**Data rows**
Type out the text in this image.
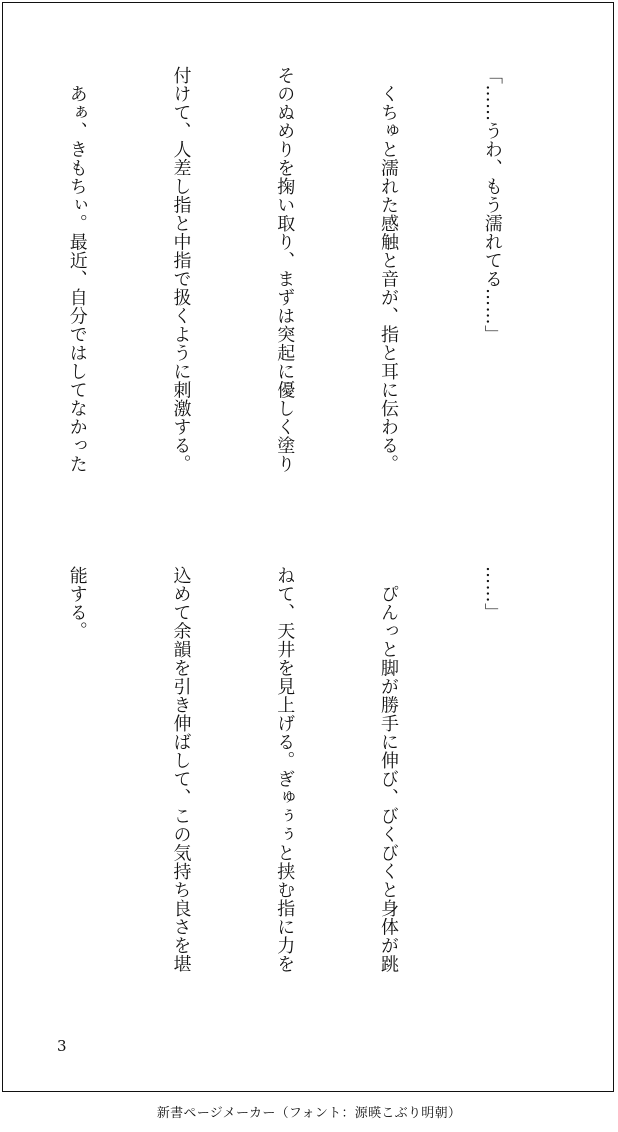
「……うわ、もう濡れてる……」

　くちゅと濡れた感触と音が、指と耳に伝わる。

そのぬめりを掬い取り、まずは突起に優しく塗り

付けて、人差し指と中指で扱くように刺激する。

　あぁ、きもちぃ。最近、自分ではしてなかった

……」

　ぴんっと脚が勝手に伸び、びくびくと身体が跳

ねて、天井を見上げる。ぎゅぅぅと挟む指に力を

込めて余韻を引き伸ばして、この気持ち良さを堪

能する。

3
新書ページメーカー（フォント：源暎こぶり明朝）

**What this task involves**
Repeat the material above verbatim. Leave the pictures behind.

**Written response**
Type out the text in this image.
「……うわ、もう濡れてる……」

　くちゅと濡れた感触と音が、指と耳に伝わる。

そのぬめりを掬い取り、まずは突起に優しく塗り

付けて、人差し指と中指で扱くように刺激する。

　あぁ、きもちぃ。最近、自分ではしてなかった

……」

　ぴんっと脚が勝手に伸び、びくびくと身体が跳

ねて、天井を見上げる。ぎゅぅぅと挟む指に力を

込めて余韻を引き伸ばして、この気持ち良さを堪

能する。

3
新書ページメーカー（フォント：源暎こぶり明朝）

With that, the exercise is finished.